__Problem details__:
Your task is to repeat the entries word for word while leaving out the pictures.

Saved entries
----
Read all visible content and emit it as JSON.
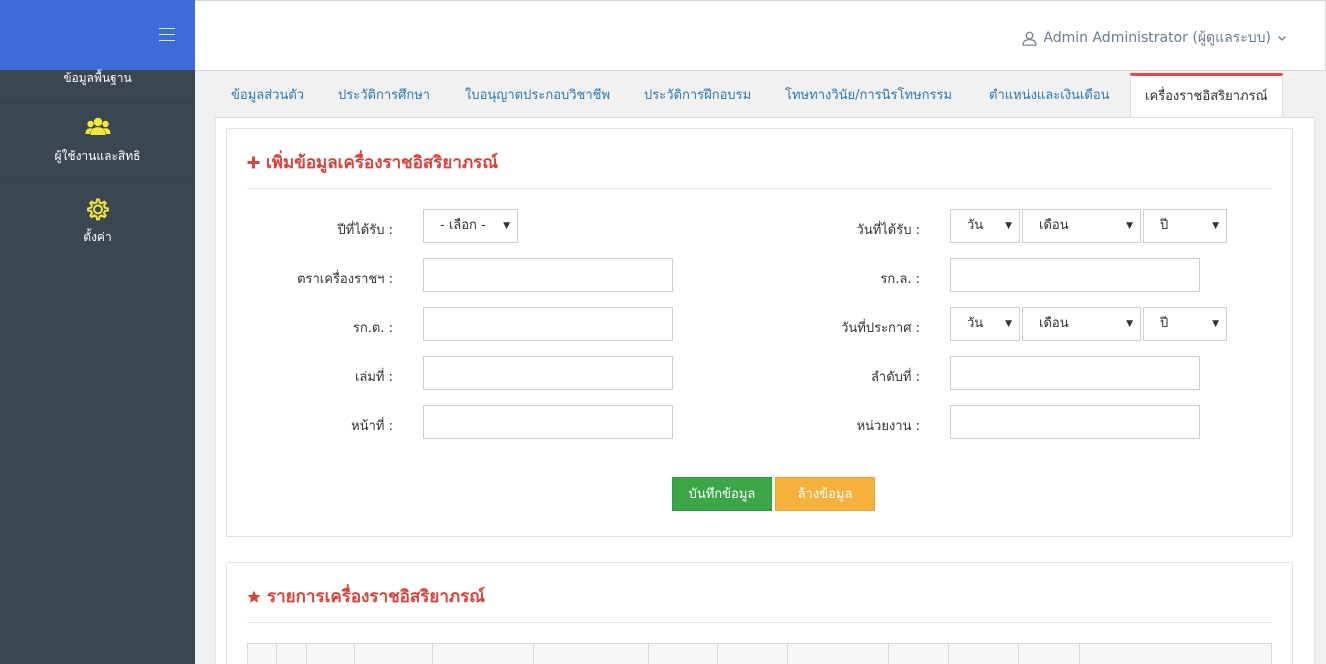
{
  "sidebar": {
    "menu_icon": "hamburger-icon",
    "items": [
      {
        "label": "ข้อมูลพื้นฐาน",
        "icon": ""
      },
      {
        "label": "ผู้ใช้งานและสิทธิ",
        "icon": "users-icon"
      },
      {
        "label": "ตั้งค่า",
        "icon": "gear-icon"
      }
    ],
    "accent": "#3d6bd8",
    "icon_color": "#f4e93a"
  },
  "header": {
    "user_label": "Admin Administrator (ผู้ดูแลระบบ)",
    "user_icon": "user-icon",
    "dropdown_icon": "chevron-down-icon"
  },
  "tabs": [
    {
      "label": "ข้อมูลส่วนตัว",
      "active": false
    },
    {
      "label": "ประวัติการศึกษา",
      "active": false
    },
    {
      "label": "ใบอนุญาตประกอบวิชาชีพ",
      "active": false
    },
    {
      "label": "ประวัติการฝึกอบรม",
      "active": false
    },
    {
      "label": "โทษทางวินัย/การนิรโทษกรรม",
      "active": false
    },
    {
      "label": "ตำแหน่งและเงินเดือน",
      "active": false
    },
    {
      "label": "เครื่องราชอิสริยาภรณ์",
      "active": true
    }
  ],
  "form": {
    "title": "เพิ่มข้อมูลเครื่องราชอิสริยาภรณ์",
    "title_icon": "plus-icon",
    "year_received_label": "ปีที่ได้รับ :",
    "year_select_value": "- เลือก -",
    "date_received_label": "วันที่ได้รับ :",
    "day_value": "วัน",
    "month_value": "เดือน",
    "year_value": "ปี",
    "insignia_label": "ตราเครื่องราชฯ :",
    "rkl_label": "รก.ล. :",
    "rkt_label": "รก.ต. :",
    "announce_date_label": "วันที่ประกาศ :",
    "volume_label": "เล่มที่ :",
    "order_label": "ลำดับที่ :",
    "page_label": "หน้าที่ :",
    "unit_label": "หน่วยงาน :",
    "save_label": "บันทึกข้อมูล",
    "clear_label": "ล้างข้อมูล"
  },
  "list": {
    "title": "รายการเครื่องราชอิสริยาภรณ์",
    "title_icon": "star-icon"
  },
  "colors": {
    "title_red": "#d9433b",
    "link_blue": "#2a7ab8",
    "save_green": "#3aa648",
    "clear_orange": "#f5b13c"
  }
}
----
__Exercise result__:
Read all visible content and emit it as JSON.
{
  "sidebar": {
    "menu_icon": "hamburger-icon",
    "items": [
      {
        "label": "ข้อมูลพื้นฐาน",
        "icon": ""
      },
      {
        "label": "ผู้ใช้งานและสิทธิ",
        "icon": "users-icon"
      },
      {
        "label": "ตั้งค่า",
        "icon": "gear-icon"
      }
    ],
    "accent": "#3d6bd8",
    "icon_color": "#f4e93a"
  },
  "header": {
    "user_label": "Admin Administrator (ผู้ดูแลระบบ)",
    "user_icon": "user-icon",
    "dropdown_icon": "chevron-down-icon"
  },
  "tabs": [
    {
      "label": "ข้อมูลส่วนตัว",
      "active": false
    },
    {
      "label": "ประวัติการศึกษา",
      "active": false
    },
    {
      "label": "ใบอนุญาตประกอบวิชาชีพ",
      "active": false
    },
    {
      "label": "ประวัติการฝึกอบรม",
      "active": false
    },
    {
      "label": "โทษทางวินัย/การนิรโทษกรรม",
      "active": false
    },
    {
      "label": "ตำแหน่งและเงินเดือน",
      "active": false
    },
    {
      "label": "เครื่องราชอิสริยาภรณ์",
      "active": true
    }
  ],
  "form": {
    "title": "เพิ่มข้อมูลเครื่องราชอิสริยาภรณ์",
    "title_icon": "plus-icon",
    "year_received_label": "ปีที่ได้รับ :",
    "year_select_value": "- เลือก -",
    "date_received_label": "วันที่ได้รับ :",
    "day_value": "วัน",
    "month_value": "เดือน",
    "year_value": "ปี",
    "insignia_label": "ตราเครื่องราชฯ :",
    "rkl_label": "รก.ล. :",
    "rkt_label": "รก.ต. :",
    "announce_date_label": "วันที่ประกาศ :",
    "volume_label": "เล่มที่ :",
    "order_label": "ลำดับที่ :",
    "page_label": "หน้าที่ :",
    "unit_label": "หน่วยงาน :",
    "save_label": "บันทึกข้อมูล",
    "clear_label": "ล้างข้อมูล"
  },
  "list": {
    "title": "รายการเครื่องราชอิสริยาภรณ์",
    "title_icon": "star-icon"
  },
  "colors": {
    "title_red": "#d9433b",
    "link_blue": "#2a7ab8",
    "save_green": "#3aa648",
    "clear_orange": "#f5b13c"
  }
}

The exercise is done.